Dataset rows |
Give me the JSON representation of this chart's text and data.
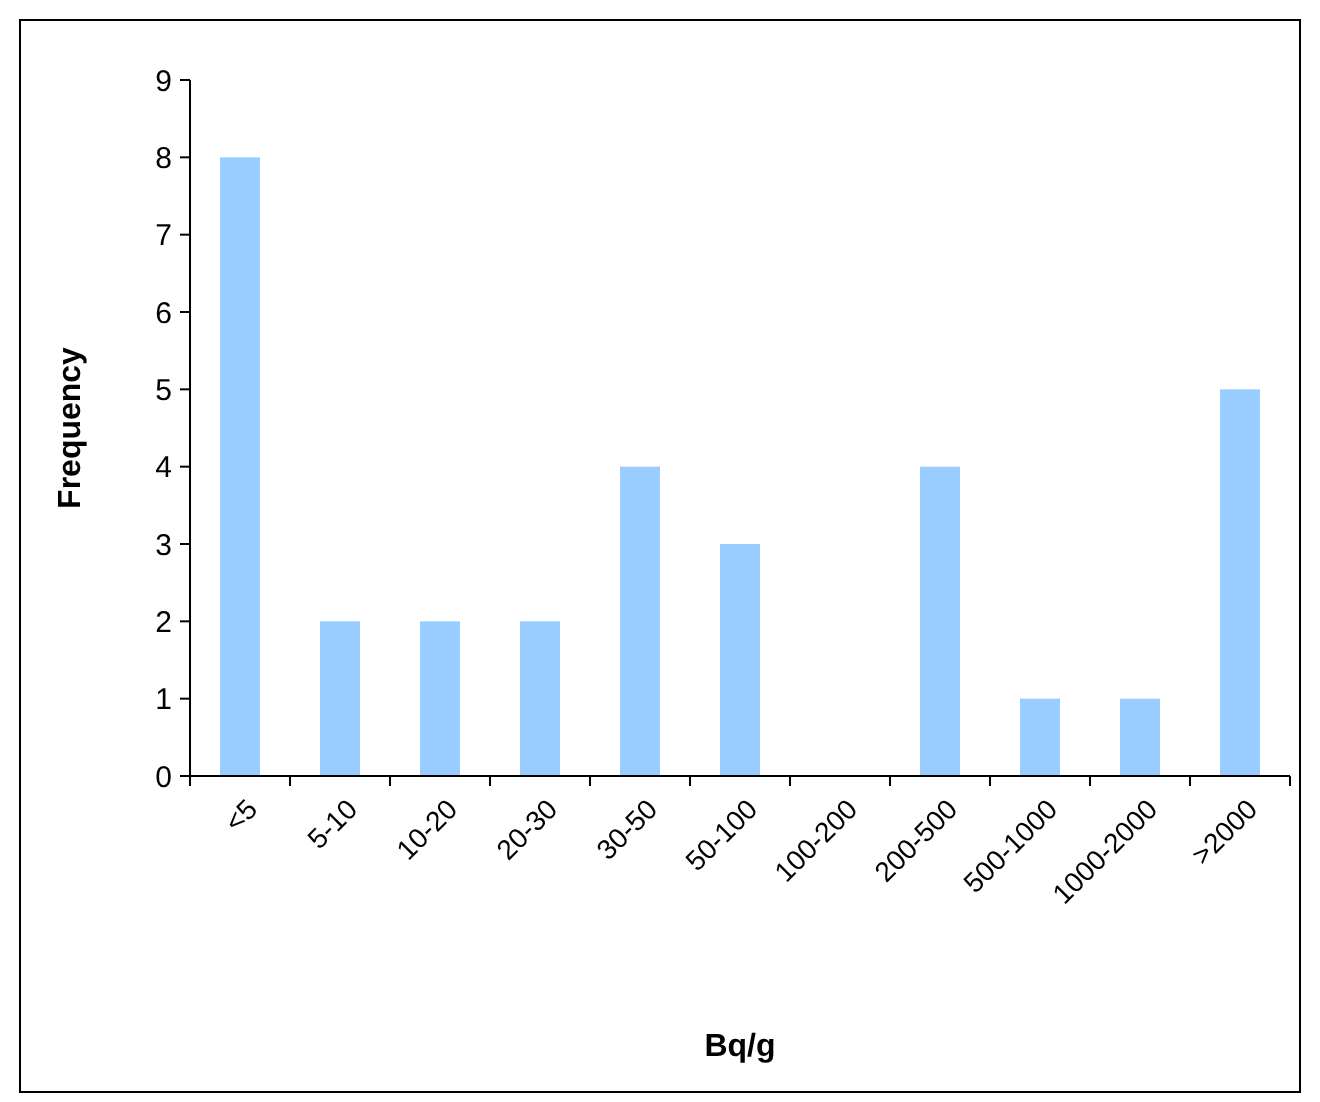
{
  "chart_data": {
    "type": "bar",
    "xlabel": "Bq/g",
    "ylabel": "Frequency",
    "categories": [
      "<5",
      "5-10",
      "10-20",
      "20-30",
      "30-50",
      "50-100",
      "100-200",
      "200-500",
      "500-1000",
      "1000-2000",
      ">2000"
    ],
    "values": [
      8,
      2,
      2,
      2,
      4,
      3,
      0,
      4,
      1,
      1,
      5
    ],
    "color": "#99ccff",
    "ylim": [
      0,
      9
    ],
    "yticks": [
      0,
      1,
      2,
      3,
      4,
      5,
      6,
      7,
      8,
      9
    ],
    "grid": false
  }
}
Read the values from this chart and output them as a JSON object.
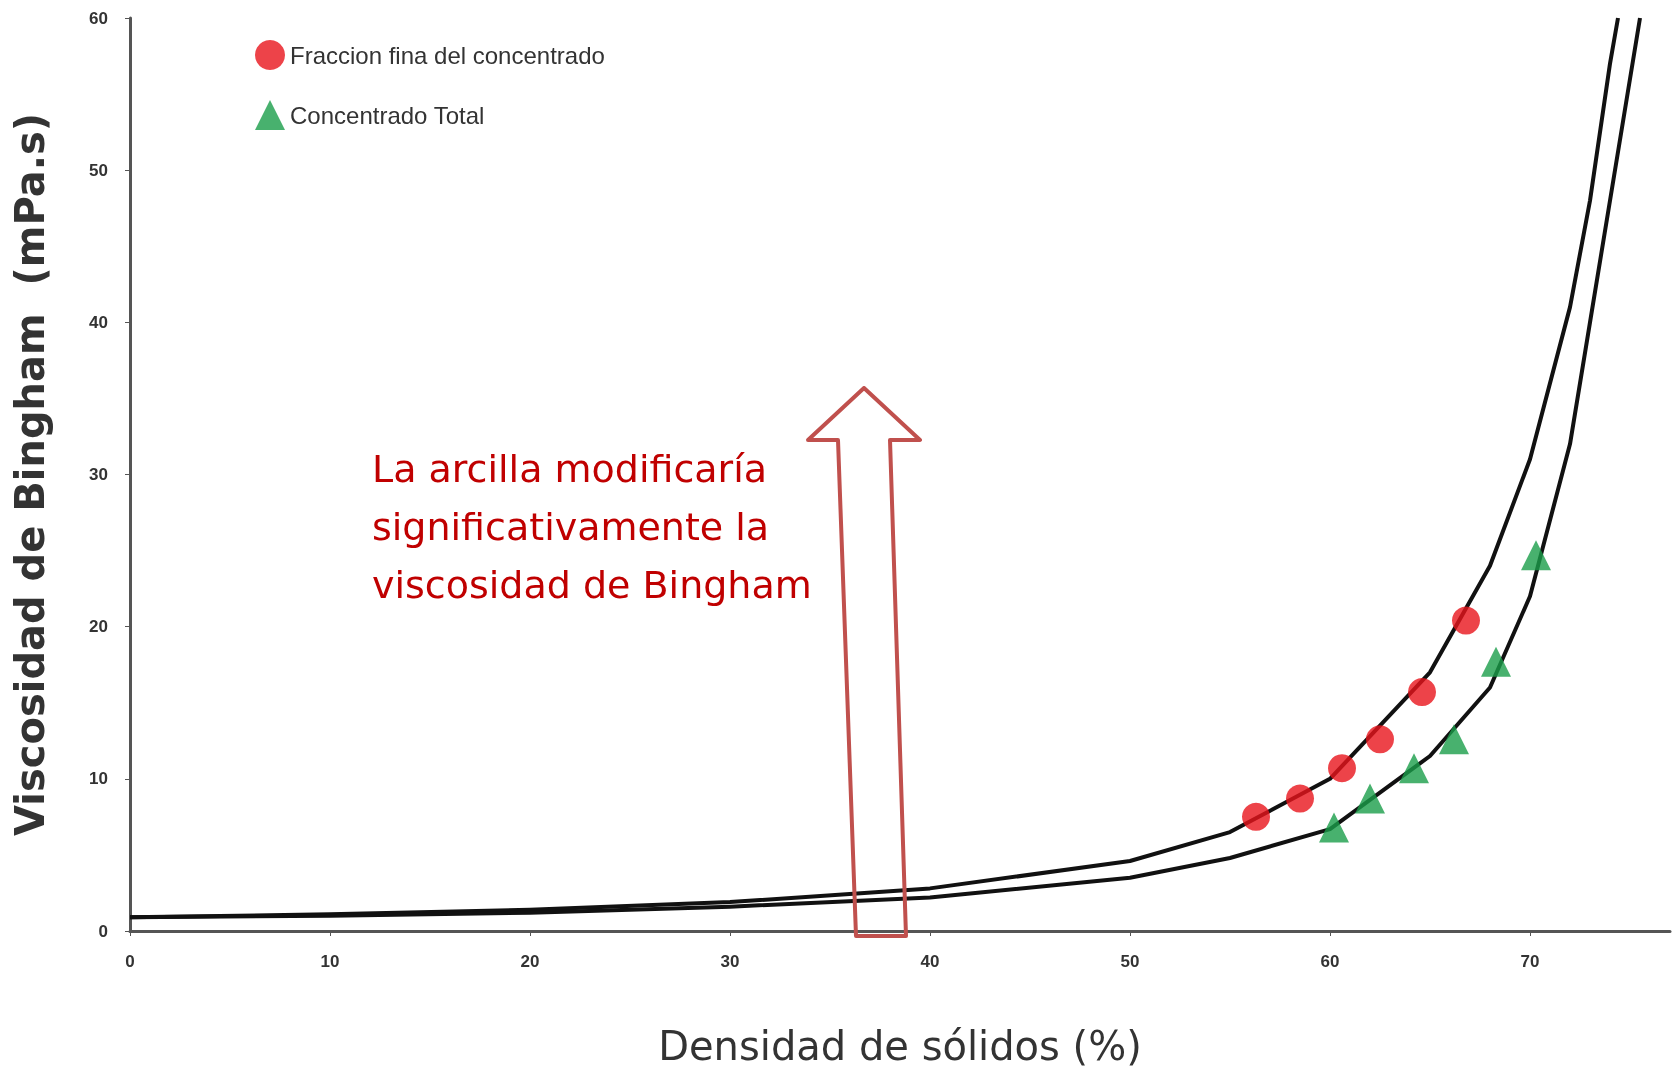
{
  "chart_data": {
    "type": "scatter",
    "xlabel": "Densidad de sólidos (%)",
    "ylabel": "Viscosidad de Bingham  (mPa.s)",
    "xlim": [
      0,
      77
    ],
    "xticks": [
      0,
      10,
      20,
      30,
      40,
      50,
      60,
      70
    ],
    "ylim": [
      0,
      60
    ],
    "yticks": [
      0,
      10,
      20,
      30,
      40,
      50,
      60
    ],
    "grid": false,
    "legend": "top left",
    "annotations": [
      "La arcilla modificaría significativamente la viscosidad de Bingham"
    ],
    "series": [
      {
        "name": "Fraccion fina del concentrado",
        "type": "scatter",
        "marker": "circle",
        "color": "#e8141b",
        "x": [
          56.3,
          58.5,
          60.6,
          62.5,
          64.6,
          66.8
        ],
        "values": [
          7.5,
          8.7,
          10.7,
          12.6,
          15.7,
          20.4
        ]
      },
      {
        "name": "Concentrado Total",
        "type": "scatter",
        "marker": "triangle",
        "color": "#1a9e4a",
        "x": [
          60.2,
          62.0,
          64.2,
          66.2,
          68.3,
          70.3
        ],
        "values": [
          6.8,
          8.7,
          10.7,
          12.6,
          17.7,
          24.7
        ]
      },
      {
        "type": "line",
        "marker": "none",
        "line_style": "solid",
        "color": "#111111",
        "x": [
          0,
          10,
          20,
          30,
          40,
          50,
          55,
          60,
          65,
          68,
          70,
          72,
          73,
          74,
          74.4
        ],
        "values": [
          0.9,
          1.1,
          1.4,
          1.9,
          2.8,
          4.6,
          6.5,
          10,
          17,
          24,
          31,
          41,
          48,
          57,
          60
        ]
      },
      {
        "type": "line",
        "marker": "none",
        "line_style": "solid",
        "color": "#111111",
        "x": [
          0,
          10,
          20,
          30,
          40,
          50,
          55,
          60,
          65,
          68,
          70,
          72,
          73,
          74.5,
          75.5
        ],
        "values": [
          0.9,
          1.0,
          1.2,
          1.6,
          2.2,
          3.5,
          4.8,
          6.7,
          11.5,
          16,
          22,
          32,
          40,
          52,
          60
        ]
      }
    ]
  }
}
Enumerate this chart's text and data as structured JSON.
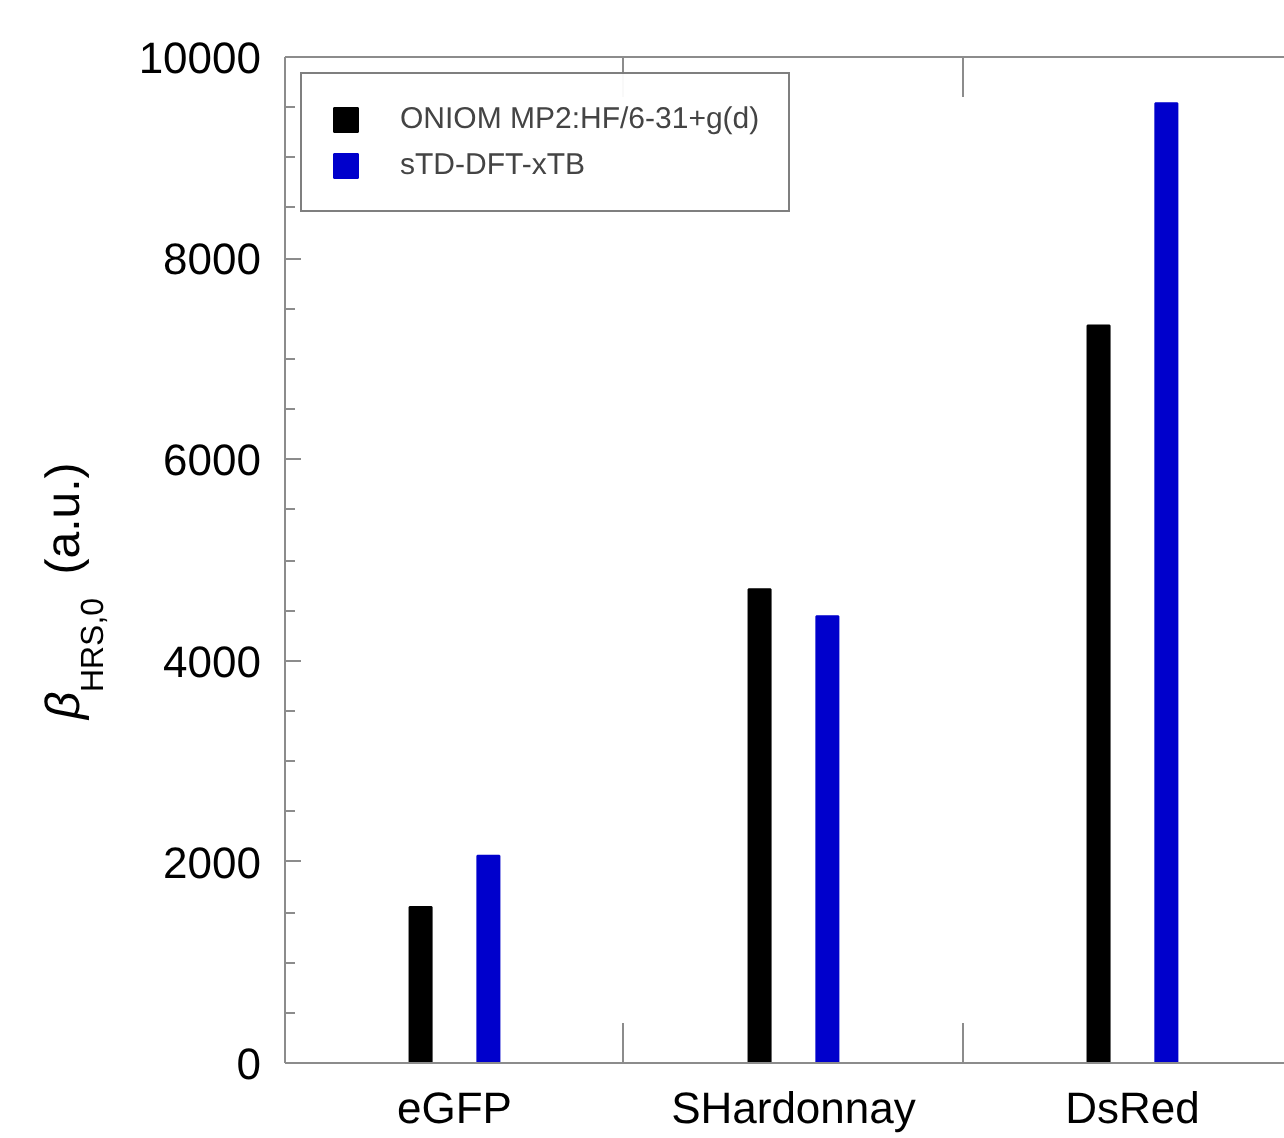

PROBLEM | Copy out every line of the listing that contains the string "color".

EXPECTED OUTPUT |
    "color": "#99ccff",
        "color": "#e8141b",
        "color": "#1a9e4a",
        "color": "#111111",
        "color": "#111111",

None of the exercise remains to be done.